> [WHAT YOU ARE ASKED TO DO]
Copy down every line where the string "this" shows up.

> [MATERIAL FOR THE TASK]
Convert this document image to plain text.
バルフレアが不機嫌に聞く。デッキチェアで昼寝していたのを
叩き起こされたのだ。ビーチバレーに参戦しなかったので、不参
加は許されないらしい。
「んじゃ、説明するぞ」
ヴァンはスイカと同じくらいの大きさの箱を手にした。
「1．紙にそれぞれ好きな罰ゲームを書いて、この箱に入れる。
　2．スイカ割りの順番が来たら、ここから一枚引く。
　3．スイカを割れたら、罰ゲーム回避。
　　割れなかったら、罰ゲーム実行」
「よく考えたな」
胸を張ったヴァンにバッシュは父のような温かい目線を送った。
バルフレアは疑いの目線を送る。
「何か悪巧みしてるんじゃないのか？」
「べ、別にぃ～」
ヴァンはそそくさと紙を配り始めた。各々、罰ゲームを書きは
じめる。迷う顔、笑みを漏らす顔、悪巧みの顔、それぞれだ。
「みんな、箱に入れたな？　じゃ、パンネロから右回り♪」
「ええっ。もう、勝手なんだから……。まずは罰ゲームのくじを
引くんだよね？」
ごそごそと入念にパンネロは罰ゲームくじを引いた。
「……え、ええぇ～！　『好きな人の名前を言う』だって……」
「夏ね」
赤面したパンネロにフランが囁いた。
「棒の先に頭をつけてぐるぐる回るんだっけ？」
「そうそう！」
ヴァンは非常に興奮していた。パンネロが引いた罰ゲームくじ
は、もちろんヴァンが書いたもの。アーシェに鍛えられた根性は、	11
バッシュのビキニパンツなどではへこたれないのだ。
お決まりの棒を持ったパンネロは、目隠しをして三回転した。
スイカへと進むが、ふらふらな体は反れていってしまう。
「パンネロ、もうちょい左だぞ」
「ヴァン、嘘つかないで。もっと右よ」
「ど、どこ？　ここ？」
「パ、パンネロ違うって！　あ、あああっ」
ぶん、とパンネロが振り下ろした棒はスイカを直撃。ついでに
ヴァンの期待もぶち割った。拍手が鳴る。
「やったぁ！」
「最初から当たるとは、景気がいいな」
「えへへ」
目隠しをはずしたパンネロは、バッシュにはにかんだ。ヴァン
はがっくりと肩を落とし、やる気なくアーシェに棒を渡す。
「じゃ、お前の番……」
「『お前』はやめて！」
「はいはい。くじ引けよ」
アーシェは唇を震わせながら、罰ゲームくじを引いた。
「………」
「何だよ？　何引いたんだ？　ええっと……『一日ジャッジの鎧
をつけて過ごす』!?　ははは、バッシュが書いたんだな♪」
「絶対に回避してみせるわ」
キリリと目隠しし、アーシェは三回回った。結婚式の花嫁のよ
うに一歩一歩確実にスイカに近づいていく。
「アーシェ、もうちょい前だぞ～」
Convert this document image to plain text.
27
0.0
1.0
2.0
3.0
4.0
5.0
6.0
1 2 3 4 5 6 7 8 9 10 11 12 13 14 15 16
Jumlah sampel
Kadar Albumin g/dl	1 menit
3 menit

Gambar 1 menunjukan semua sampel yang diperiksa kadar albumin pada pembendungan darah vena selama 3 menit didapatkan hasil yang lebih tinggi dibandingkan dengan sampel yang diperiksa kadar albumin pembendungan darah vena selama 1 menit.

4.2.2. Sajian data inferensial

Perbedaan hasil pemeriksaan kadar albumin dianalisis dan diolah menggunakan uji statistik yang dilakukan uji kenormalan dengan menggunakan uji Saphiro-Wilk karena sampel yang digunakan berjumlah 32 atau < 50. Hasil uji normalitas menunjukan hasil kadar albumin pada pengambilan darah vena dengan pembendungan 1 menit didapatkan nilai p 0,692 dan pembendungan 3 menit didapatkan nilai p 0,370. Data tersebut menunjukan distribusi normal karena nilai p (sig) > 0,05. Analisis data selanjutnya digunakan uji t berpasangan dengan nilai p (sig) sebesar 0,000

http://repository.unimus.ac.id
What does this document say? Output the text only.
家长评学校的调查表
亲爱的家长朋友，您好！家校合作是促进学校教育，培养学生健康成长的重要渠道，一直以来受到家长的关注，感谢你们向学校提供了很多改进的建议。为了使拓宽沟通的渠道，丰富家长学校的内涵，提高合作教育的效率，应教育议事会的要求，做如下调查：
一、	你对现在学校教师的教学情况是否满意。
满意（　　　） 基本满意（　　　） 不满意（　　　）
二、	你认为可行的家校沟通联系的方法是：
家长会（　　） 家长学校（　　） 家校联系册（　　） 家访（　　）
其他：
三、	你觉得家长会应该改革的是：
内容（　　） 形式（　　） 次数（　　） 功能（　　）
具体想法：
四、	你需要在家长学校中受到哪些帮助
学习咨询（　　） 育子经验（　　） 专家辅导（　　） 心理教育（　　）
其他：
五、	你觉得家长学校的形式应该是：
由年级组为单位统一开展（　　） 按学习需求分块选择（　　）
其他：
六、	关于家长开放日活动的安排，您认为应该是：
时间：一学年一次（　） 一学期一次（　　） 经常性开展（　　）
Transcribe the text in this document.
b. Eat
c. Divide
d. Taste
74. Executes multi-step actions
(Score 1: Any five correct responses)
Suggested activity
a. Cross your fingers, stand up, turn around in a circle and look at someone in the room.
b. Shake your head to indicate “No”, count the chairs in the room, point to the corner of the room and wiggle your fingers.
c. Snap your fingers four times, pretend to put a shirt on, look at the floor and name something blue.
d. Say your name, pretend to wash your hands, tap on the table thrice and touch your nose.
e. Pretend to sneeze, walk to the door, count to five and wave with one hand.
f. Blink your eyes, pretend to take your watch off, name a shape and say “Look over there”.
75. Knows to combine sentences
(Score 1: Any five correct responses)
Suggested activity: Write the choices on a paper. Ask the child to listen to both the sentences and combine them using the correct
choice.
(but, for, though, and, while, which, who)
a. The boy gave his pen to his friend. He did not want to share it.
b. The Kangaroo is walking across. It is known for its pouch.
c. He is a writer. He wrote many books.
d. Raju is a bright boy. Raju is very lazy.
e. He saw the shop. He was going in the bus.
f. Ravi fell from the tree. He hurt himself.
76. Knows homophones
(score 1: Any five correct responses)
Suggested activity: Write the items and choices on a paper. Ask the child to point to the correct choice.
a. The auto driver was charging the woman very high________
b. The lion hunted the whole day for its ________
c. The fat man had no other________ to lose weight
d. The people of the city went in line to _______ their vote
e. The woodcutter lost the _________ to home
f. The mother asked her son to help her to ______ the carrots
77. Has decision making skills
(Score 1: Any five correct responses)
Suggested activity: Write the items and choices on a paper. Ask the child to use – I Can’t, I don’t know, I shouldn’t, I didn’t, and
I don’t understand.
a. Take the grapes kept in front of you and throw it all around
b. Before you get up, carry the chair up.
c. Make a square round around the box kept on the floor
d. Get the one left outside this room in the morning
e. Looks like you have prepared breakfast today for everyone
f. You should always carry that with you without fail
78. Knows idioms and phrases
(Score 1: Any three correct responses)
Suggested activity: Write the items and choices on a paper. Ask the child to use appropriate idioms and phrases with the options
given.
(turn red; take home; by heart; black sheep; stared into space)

> [TASK RESPONSE]
Convert this document image to plain text.
Convert this document image to plain text.
What does this document say? Output the text only.
Transcribe the text in this document.
d. Get the one left outside this room in the morning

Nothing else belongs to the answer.